## GIVEN TASK
Tally the lines in the listing below that include "frac". Answer with the count and nothing more.

## DATASET EXCERPTS
== == ==

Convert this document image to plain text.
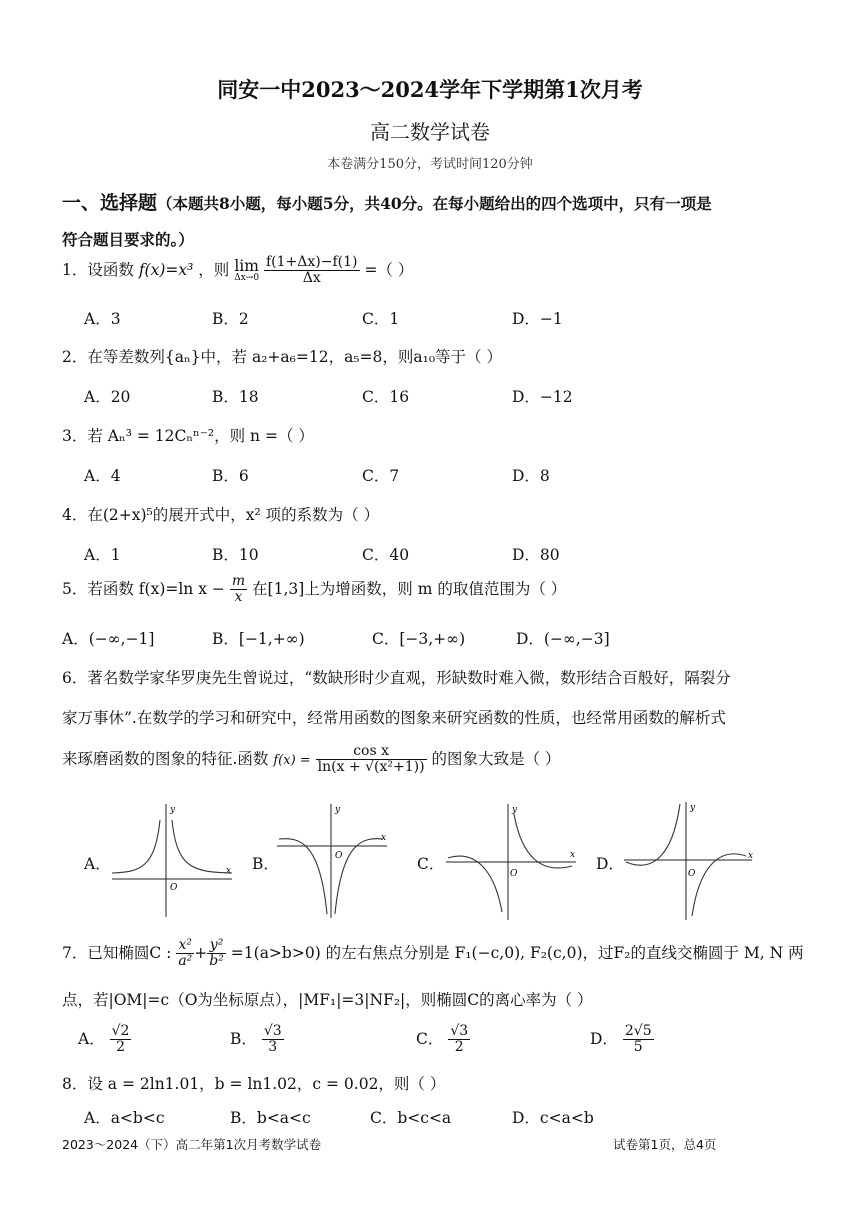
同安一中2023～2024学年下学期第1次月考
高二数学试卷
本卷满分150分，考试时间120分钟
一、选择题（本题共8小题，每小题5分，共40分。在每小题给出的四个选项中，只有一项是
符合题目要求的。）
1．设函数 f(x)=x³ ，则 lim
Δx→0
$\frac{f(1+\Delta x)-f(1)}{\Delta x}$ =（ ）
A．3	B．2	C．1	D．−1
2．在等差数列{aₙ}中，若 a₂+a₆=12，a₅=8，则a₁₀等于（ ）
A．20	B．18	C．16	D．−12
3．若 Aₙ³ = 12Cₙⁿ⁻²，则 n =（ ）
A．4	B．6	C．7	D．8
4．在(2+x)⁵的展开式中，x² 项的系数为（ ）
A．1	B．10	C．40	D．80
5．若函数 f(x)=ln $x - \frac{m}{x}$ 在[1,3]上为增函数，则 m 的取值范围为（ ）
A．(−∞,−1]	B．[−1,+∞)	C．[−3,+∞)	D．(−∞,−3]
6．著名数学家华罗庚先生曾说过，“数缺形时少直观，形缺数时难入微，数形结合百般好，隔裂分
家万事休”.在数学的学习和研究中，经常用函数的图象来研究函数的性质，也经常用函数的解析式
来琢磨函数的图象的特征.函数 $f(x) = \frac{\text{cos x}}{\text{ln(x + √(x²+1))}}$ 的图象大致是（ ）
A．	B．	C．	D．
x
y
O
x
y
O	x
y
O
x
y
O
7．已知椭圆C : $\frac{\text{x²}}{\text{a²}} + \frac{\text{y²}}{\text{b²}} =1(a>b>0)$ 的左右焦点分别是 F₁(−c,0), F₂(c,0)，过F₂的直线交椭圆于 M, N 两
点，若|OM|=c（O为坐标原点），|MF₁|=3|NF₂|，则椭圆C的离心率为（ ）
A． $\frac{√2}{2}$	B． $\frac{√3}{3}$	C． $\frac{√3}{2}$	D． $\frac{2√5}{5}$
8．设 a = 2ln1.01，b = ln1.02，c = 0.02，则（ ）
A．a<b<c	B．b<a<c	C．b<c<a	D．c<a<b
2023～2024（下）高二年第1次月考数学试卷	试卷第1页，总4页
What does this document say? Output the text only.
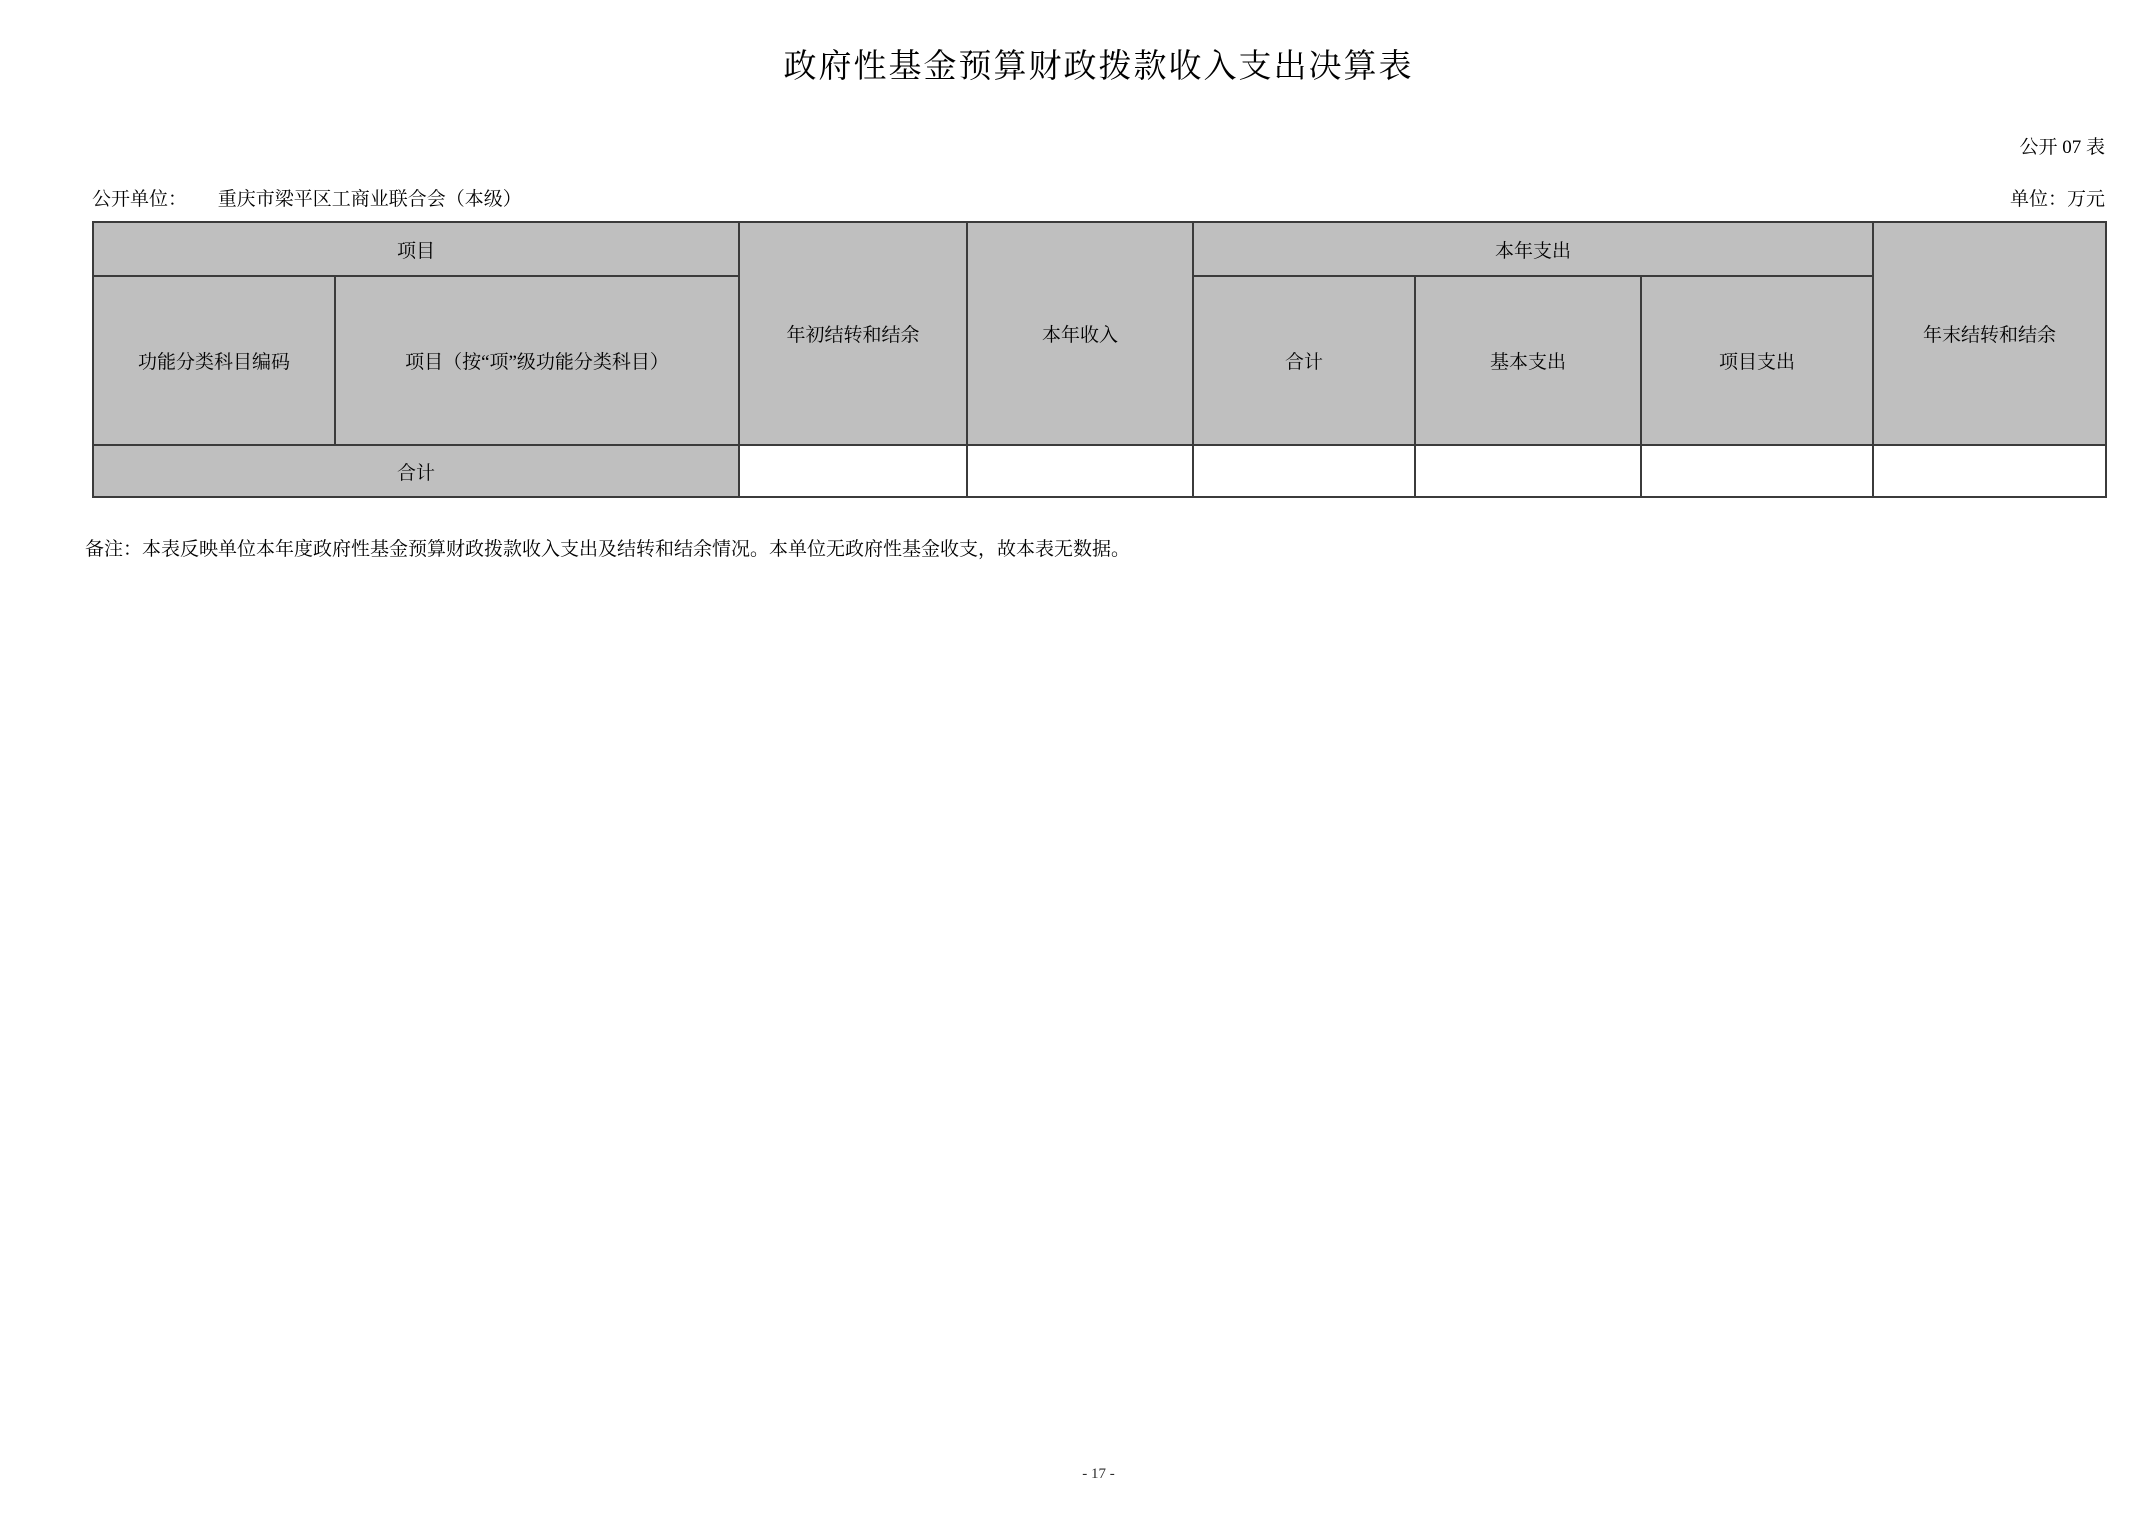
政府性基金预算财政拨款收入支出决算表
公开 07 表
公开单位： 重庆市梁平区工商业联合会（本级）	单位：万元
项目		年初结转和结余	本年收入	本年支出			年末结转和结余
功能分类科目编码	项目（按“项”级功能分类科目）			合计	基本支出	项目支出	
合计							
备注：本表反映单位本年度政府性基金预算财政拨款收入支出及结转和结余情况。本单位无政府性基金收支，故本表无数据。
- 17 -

== == ==

## SOLUTION TO THIS TASK
5